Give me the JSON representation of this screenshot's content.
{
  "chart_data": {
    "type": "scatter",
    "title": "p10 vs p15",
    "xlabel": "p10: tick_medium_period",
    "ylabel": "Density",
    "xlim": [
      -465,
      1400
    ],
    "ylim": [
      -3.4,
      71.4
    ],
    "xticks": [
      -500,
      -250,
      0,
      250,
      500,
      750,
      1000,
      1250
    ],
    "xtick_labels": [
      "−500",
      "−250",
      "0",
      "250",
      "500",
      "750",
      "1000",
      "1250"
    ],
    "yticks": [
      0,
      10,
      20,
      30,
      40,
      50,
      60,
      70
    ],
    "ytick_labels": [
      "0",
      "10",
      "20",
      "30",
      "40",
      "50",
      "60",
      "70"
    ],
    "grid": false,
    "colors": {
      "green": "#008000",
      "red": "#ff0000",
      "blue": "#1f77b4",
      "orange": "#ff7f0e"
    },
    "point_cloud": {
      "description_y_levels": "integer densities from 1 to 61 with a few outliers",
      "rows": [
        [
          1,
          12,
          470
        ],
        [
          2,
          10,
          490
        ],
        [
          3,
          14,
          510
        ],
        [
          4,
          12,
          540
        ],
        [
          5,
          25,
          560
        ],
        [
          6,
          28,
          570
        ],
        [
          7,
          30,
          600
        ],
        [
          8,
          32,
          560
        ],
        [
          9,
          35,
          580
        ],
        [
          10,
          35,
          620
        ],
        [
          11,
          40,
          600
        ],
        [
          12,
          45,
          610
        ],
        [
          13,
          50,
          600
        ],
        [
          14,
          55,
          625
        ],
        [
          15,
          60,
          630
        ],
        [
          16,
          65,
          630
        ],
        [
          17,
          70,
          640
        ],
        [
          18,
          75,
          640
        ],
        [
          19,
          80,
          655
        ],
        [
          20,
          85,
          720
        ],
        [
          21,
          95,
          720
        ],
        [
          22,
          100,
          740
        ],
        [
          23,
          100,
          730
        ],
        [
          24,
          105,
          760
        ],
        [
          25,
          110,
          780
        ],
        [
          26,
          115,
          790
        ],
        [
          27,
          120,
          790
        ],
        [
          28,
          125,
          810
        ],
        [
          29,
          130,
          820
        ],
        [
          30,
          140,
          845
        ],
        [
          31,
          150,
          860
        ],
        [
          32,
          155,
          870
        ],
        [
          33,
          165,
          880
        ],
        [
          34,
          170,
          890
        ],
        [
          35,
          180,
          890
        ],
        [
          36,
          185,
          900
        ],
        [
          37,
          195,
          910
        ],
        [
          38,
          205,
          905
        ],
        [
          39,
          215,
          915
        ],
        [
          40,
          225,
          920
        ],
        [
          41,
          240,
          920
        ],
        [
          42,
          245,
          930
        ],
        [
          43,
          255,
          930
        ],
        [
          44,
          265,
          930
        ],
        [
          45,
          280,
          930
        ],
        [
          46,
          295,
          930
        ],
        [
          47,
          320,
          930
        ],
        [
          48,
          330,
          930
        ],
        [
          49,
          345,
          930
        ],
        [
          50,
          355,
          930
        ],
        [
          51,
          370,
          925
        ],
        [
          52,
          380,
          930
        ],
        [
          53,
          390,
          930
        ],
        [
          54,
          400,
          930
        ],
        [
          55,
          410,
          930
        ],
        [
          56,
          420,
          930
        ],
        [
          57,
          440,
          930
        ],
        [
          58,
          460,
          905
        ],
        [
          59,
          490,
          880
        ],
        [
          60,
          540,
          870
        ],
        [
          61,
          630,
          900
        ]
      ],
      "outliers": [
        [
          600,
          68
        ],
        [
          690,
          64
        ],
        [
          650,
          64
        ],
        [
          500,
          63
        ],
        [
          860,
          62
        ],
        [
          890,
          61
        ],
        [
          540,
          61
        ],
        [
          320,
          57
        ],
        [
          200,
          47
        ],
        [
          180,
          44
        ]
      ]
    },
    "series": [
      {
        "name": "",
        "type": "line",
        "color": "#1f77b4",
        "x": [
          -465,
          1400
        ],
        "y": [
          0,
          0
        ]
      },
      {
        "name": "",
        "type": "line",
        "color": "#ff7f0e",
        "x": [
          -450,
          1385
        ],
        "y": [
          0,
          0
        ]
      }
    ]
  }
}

_ _ _ _ _ _ _

- **Objective**
Reproduce the entries above in full by retyping them exactly.

- **Written answer**
Give me the JSON representation of this screenshot's content.
{
  "chart_data": {
    "type": "scatter",
    "title": "p10 vs p15",
    "xlabel": "p10: tick_medium_period",
    "ylabel": "Density",
    "xlim": [
      -465,
      1400
    ],
    "ylim": [
      -3.4,
      71.4
    ],
    "xticks": [
      -500,
      -250,
      0,
      250,
      500,
      750,
      1000,
      1250
    ],
    "xtick_labels": [
      "−500",
      "−250",
      "0",
      "250",
      "500",
      "750",
      "1000",
      "1250"
    ],
    "yticks": [
      0,
      10,
      20,
      30,
      40,
      50,
      60,
      70
    ],
    "ytick_labels": [
      "0",
      "10",
      "20",
      "30",
      "40",
      "50",
      "60",
      "70"
    ],
    "grid": false,
    "colors": {
      "green": "#008000",
      "red": "#ff0000",
      "blue": "#1f77b4",
      "orange": "#ff7f0e"
    },
    "point_cloud": {
      "description_y_levels": "integer densities from 1 to 61 with a few outliers",
      "rows": [
        [
          1,
          12,
          470
        ],
        [
          2,
          10,
          490
        ],
        [
          3,
          14,
          510
        ],
        [
          4,
          12,
          540
        ],
        [
          5,
          25,
          560
        ],
        [
          6,
          28,
          570
        ],
        [
          7,
          30,
          600
        ],
        [
          8,
          32,
          560
        ],
        [
          9,
          35,
          580
        ],
        [
          10,
          35,
          620
        ],
        [
          11,
          40,
          600
        ],
        [
          12,
          45,
          610
        ],
        [
          13,
          50,
          600
        ],
        [
          14,
          55,
          625
        ],
        [
          15,
          60,
          630
        ],
        [
          16,
          65,
          630
        ],
        [
          17,
          70,
          640
        ],
        [
          18,
          75,
          640
        ],
        [
          19,
          80,
          655
        ],
        [
          20,
          85,
          720
        ],
        [
          21,
          95,
          720
        ],
        [
          22,
          100,
          740
        ],
        [
          23,
          100,
          730
        ],
        [
          24,
          105,
          760
        ],
        [
          25,
          110,
          780
        ],
        [
          26,
          115,
          790
        ],
        [
          27,
          120,
          790
        ],
        [
          28,
          125,
          810
        ],
        [
          29,
          130,
          820
        ],
        [
          30,
          140,
          845
        ],
        [
          31,
          150,
          860
        ],
        [
          32,
          155,
          870
        ],
        [
          33,
          165,
          880
        ],
        [
          34,
          170,
          890
        ],
        [
          35,
          180,
          890
        ],
        [
          36,
          185,
          900
        ],
        [
          37,
          195,
          910
        ],
        [
          38,
          205,
          905
        ],
        [
          39,
          215,
          915
        ],
        [
          40,
          225,
          920
        ],
        [
          41,
          240,
          920
        ],
        [
          42,
          245,
          930
        ],
        [
          43,
          255,
          930
        ],
        [
          44,
          265,
          930
        ],
        [
          45,
          280,
          930
        ],
        [
          46,
          295,
          930
        ],
        [
          47,
          320,
          930
        ],
        [
          48,
          330,
          930
        ],
        [
          49,
          345,
          930
        ],
        [
          50,
          355,
          930
        ],
        [
          51,
          370,
          925
        ],
        [
          52,
          380,
          930
        ],
        [
          53,
          390,
          930
        ],
        [
          54,
          400,
          930
        ],
        [
          55,
          410,
          930
        ],
        [
          56,
          420,
          930
        ],
        [
          57,
          440,
          930
        ],
        [
          58,
          460,
          905
        ],
        [
          59,
          490,
          880
        ],
        [
          60,
          540,
          870
        ],
        [
          61,
          630,
          900
        ]
      ],
      "outliers": [
        [
          600,
          68
        ],
        [
          690,
          64
        ],
        [
          650,
          64
        ],
        [
          500,
          63
        ],
        [
          860,
          62
        ],
        [
          890,
          61
        ],
        [
          540,
          61
        ],
        [
          320,
          57
        ],
        [
          200,
          47
        ],
        [
          180,
          44
        ]
      ]
    },
    "series": [
      {
        "name": "",
        "type": "line",
        "color": "#1f77b4",
        "x": [
          -465,
          1400
        ],
        "y": [
          0,
          0
        ]
      },
      {
        "name": "",
        "type": "line",
        "color": "#ff7f0e",
        "x": [
          -450,
          1385
        ],
        "y": [
          0,
          0
        ]
      }
    ]
  }
}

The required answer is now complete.